PROMPT:
Return the number of lines that contain the word "годы", and return nothing else.

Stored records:
*****

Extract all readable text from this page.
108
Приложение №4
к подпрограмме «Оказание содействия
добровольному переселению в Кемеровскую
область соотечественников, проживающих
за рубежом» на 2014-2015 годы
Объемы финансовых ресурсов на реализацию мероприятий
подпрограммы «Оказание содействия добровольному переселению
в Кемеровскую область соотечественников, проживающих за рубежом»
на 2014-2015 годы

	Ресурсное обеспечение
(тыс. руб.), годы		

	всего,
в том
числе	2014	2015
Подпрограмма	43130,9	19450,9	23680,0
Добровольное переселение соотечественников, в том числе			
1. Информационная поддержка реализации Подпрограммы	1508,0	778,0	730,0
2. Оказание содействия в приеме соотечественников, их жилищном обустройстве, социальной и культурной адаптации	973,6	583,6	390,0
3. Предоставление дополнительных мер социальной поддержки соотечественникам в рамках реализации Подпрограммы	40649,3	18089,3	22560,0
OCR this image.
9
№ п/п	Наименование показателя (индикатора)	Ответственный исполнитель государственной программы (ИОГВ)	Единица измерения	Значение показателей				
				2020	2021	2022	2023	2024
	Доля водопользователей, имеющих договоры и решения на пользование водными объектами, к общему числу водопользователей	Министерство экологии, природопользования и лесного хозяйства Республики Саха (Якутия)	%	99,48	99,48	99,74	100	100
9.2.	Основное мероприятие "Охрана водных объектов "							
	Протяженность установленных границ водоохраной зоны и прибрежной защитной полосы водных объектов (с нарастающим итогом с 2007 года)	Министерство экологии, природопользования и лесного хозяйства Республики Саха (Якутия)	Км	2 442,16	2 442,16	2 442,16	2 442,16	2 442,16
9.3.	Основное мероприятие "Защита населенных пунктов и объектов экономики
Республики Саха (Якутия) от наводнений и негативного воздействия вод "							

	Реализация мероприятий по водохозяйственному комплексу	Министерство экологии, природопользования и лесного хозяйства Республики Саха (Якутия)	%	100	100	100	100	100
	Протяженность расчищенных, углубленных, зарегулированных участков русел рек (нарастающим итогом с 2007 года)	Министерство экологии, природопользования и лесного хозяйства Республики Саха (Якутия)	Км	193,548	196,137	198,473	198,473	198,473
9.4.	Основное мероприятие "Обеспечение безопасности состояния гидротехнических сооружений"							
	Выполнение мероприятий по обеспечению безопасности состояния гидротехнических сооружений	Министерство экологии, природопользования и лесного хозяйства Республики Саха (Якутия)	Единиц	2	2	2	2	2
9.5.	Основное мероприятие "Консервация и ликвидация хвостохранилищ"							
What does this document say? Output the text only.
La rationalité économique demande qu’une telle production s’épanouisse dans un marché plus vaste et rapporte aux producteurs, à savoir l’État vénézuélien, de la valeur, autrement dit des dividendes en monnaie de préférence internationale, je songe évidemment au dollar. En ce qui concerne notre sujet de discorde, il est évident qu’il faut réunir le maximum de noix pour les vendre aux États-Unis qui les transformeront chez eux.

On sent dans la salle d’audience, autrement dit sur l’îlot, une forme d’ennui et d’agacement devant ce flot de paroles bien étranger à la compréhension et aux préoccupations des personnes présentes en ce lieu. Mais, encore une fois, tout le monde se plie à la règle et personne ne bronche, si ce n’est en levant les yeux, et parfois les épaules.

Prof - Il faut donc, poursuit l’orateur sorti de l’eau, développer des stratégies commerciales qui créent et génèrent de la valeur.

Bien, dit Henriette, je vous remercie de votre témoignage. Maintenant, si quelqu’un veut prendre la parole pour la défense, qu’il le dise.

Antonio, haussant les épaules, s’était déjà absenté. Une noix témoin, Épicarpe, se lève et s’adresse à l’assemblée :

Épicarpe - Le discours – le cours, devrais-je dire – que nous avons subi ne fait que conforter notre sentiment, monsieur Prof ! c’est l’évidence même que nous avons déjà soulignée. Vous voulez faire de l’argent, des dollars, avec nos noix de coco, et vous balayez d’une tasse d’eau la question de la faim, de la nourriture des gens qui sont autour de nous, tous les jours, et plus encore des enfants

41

*****

TASK OUTPUT:
3